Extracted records

******

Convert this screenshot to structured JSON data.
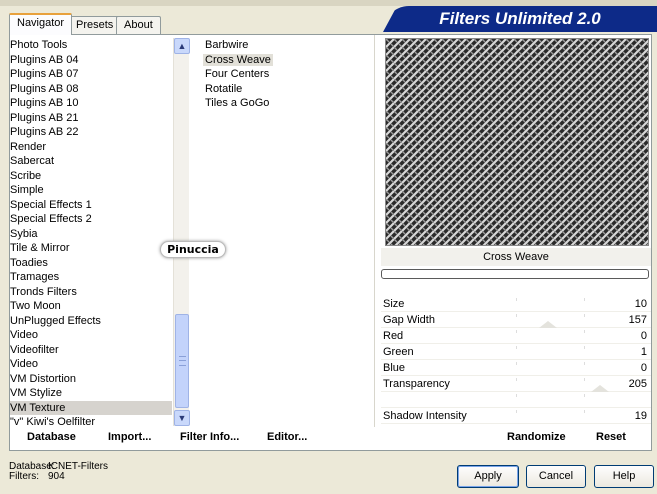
{
  "banner_title": "Filters Unlimited 2.0",
  "tabs": [
    {
      "label": "Navigator",
      "active": true
    },
    {
      "label": "Presets",
      "active": false
    },
    {
      "label": "About",
      "active": false
    }
  ],
  "categories": [
    "Photo Tools",
    "Plugins AB 04",
    "Plugins AB 07",
    "Plugins AB 08",
    "Plugins AB 10",
    "Plugins AB 21",
    "Plugins AB 22",
    "Render",
    "Sabercat",
    "Scribe",
    "Simple",
    "Special Effects 1",
    "Special Effects 2",
    "Sybia",
    "Tile & Mirror",
    "Toadies",
    "Tramages",
    "Tronds Filters",
    "Two Moon",
    "UnPlugged Effects",
    "Video",
    "Videofilter",
    "Video",
    "VM Distortion",
    "VM Stylize",
    "VM Texture",
    "\"v\" Kiwi's Oelfilter"
  ],
  "selected_category": "VM Texture",
  "filters": [
    "Barbwire",
    "Cross Weave",
    "Four Centers",
    "Rotatile",
    "Tiles a GoGo"
  ],
  "selected_filter": "Cross Weave",
  "preview": {
    "filter_name": "Cross Weave"
  },
  "params": [
    {
      "label": "Size",
      "value": "10"
    },
    {
      "label": "Gap Width",
      "value": "157"
    },
    {
      "label": "Red",
      "value": "0"
    },
    {
      "label": "Green",
      "value": "1"
    },
    {
      "label": "Blue",
      "value": "0"
    },
    {
      "label": "Transparency",
      "value": "205"
    },
    {
      "label": "",
      "value": ""
    },
    {
      "label": "Shadow Intensity",
      "value": "19"
    }
  ],
  "param_marks": [
    {
      "param": "Gap Width",
      "fraction": 0.62
    },
    {
      "param": "Transparency",
      "fraction": 0.81
    }
  ],
  "bottom_buttons": {
    "database": "Database",
    "import": "Import...",
    "filter_info": "Filter Info...",
    "editor": "Editor...",
    "randomize": "Randomize",
    "reset": "Reset"
  },
  "status": {
    "database_label": "Database:",
    "database_value": "ICNET-Filters",
    "filters_label": "Filters:",
    "filters_value": "904"
  },
  "dialog_buttons": {
    "apply": "Apply",
    "cancel": "Cancel",
    "help": "Help"
  },
  "watermark_text": "Pinuccia",
  "icons": {
    "scroll_up": "chevron-up-icon",
    "scroll_down": "chevron-down-icon"
  },
  "colors": {
    "banner": "#0d2a88",
    "tab_accent": "#e8a13c",
    "background": "#ece9d8"
  }
}
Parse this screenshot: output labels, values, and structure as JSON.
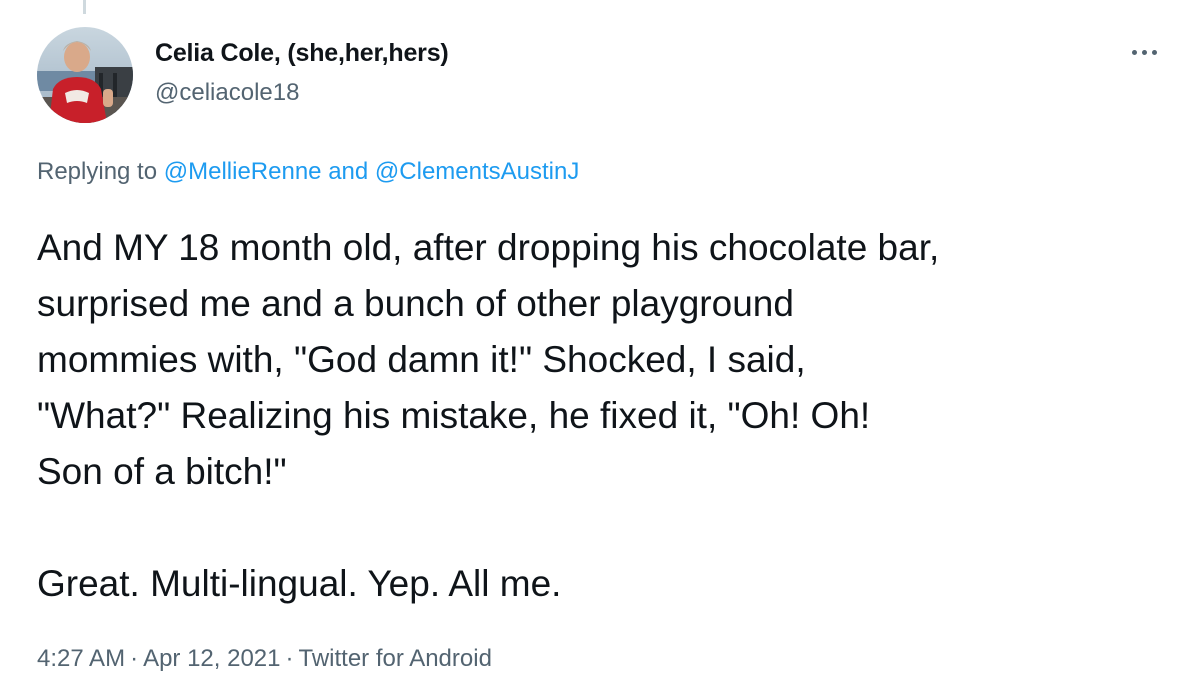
{
  "author": {
    "display_name": "Celia Cole, (she,her,hers)",
    "handle": "@celiacole18",
    "avatar_icon": "profile-photo"
  },
  "more_icon": "more-horizontal-icon",
  "reply": {
    "prefix": "Replying to ",
    "mentions": [
      "@MellieRenne",
      "@ClementsAustinJ"
    ],
    "joiner": " and "
  },
  "tweet": {
    "paragraph_1": "And MY 18 month old, after dropping his chocolate bar,\nsurprised me and a bunch of other playground\nmommies with, \"God damn it!\" Shocked, I said,\n\"What?\" Realizing his mistake, he fixed it, \"Oh! Oh!\nSon of a bitch!\"",
    "paragraph_2": "Great. Multi-lingual. Yep. All me."
  },
  "meta": {
    "time": "4:27 AM",
    "date": "Apr 12, 2021",
    "source": "Twitter for Android",
    "separator": "·"
  },
  "colors": {
    "text": "#0f1419",
    "secondary": "#536471",
    "link": "#1d9bf0"
  }
}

******

AIM OF THE TASK: In the listing, find each line with the string "Weave" and copy it.

FINAL ANSWER:
    "Cross Weave",
  "selected_filter": "Cross Weave",
    "filter_name": "Cross Weave"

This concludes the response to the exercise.